What is asked:
Reproduce every record below exactly as written, but leave out any pictures.

Data entries
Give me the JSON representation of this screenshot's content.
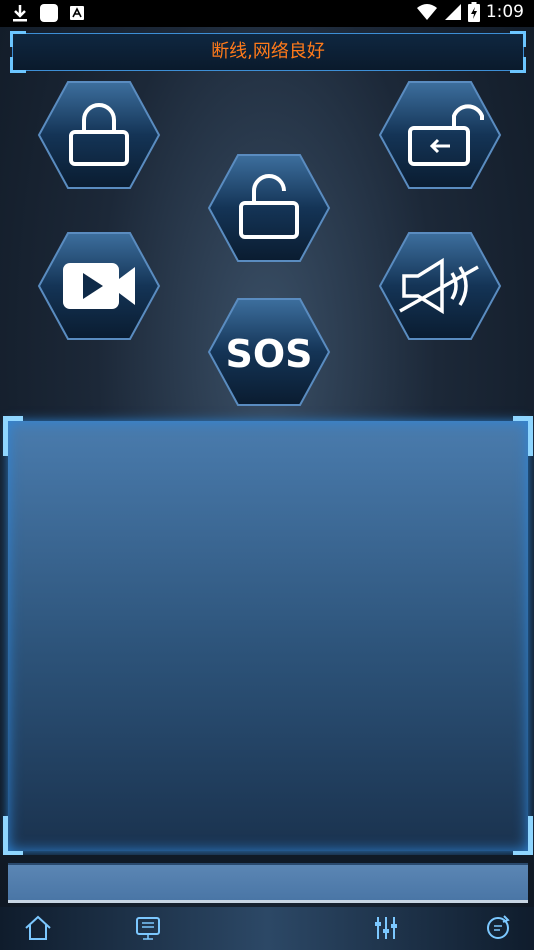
{
  "status_bar": {
    "time": "1:09",
    "icons": [
      "download-icon",
      "app-square-icon",
      "keyboard-a-icon",
      "wifi-icon",
      "signal-icon",
      "battery-icon"
    ]
  },
  "header": {
    "title": "断线,网络良好",
    "title_color": "#ff7a1a"
  },
  "controls": [
    {
      "id": "lock",
      "icon": "lock-icon"
    },
    {
      "id": "unlock",
      "icon": "unlock-icon"
    },
    {
      "id": "unlock-trunk",
      "icon": "unlock-return-icon"
    },
    {
      "id": "video",
      "icon": "video-camera-icon"
    },
    {
      "id": "sos",
      "icon": "sos-icon",
      "label": "SOS"
    },
    {
      "id": "mute",
      "icon": "mute-speaker-icon"
    }
  ],
  "bottom_nav": [
    {
      "id": "home",
      "icon": "home-icon"
    },
    {
      "id": "screen",
      "icon": "monitor-icon"
    },
    {
      "id": "settings",
      "icon": "sliders-icon"
    },
    {
      "id": "refresh",
      "icon": "refresh-icon"
    }
  ],
  "colors": {
    "accent": "#6cc6ff",
    "hex_fill": "#0f2a48",
    "icon_glow": "#ffffff"
  }
}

Exercise output:
Give me the JSON representation of this screenshot's content.
{
  "status_bar": {
    "time": "1:09",
    "icons": [
      "download-icon",
      "app-square-icon",
      "keyboard-a-icon",
      "wifi-icon",
      "signal-icon",
      "battery-icon"
    ]
  },
  "header": {
    "title": "断线,网络良好",
    "title_color": "#ff7a1a"
  },
  "controls": [
    {
      "id": "lock",
      "icon": "lock-icon"
    },
    {
      "id": "unlock",
      "icon": "unlock-icon"
    },
    {
      "id": "unlock-trunk",
      "icon": "unlock-return-icon"
    },
    {
      "id": "video",
      "icon": "video-camera-icon"
    },
    {
      "id": "sos",
      "icon": "sos-icon",
      "label": "SOS"
    },
    {
      "id": "mute",
      "icon": "mute-speaker-icon"
    }
  ],
  "bottom_nav": [
    {
      "id": "home",
      "icon": "home-icon"
    },
    {
      "id": "screen",
      "icon": "monitor-icon"
    },
    {
      "id": "settings",
      "icon": "sliders-icon"
    },
    {
      "id": "refresh",
      "icon": "refresh-icon"
    }
  ],
  "colors": {
    "accent": "#6cc6ff",
    "hex_fill": "#0f2a48",
    "icon_glow": "#ffffff"
  }
}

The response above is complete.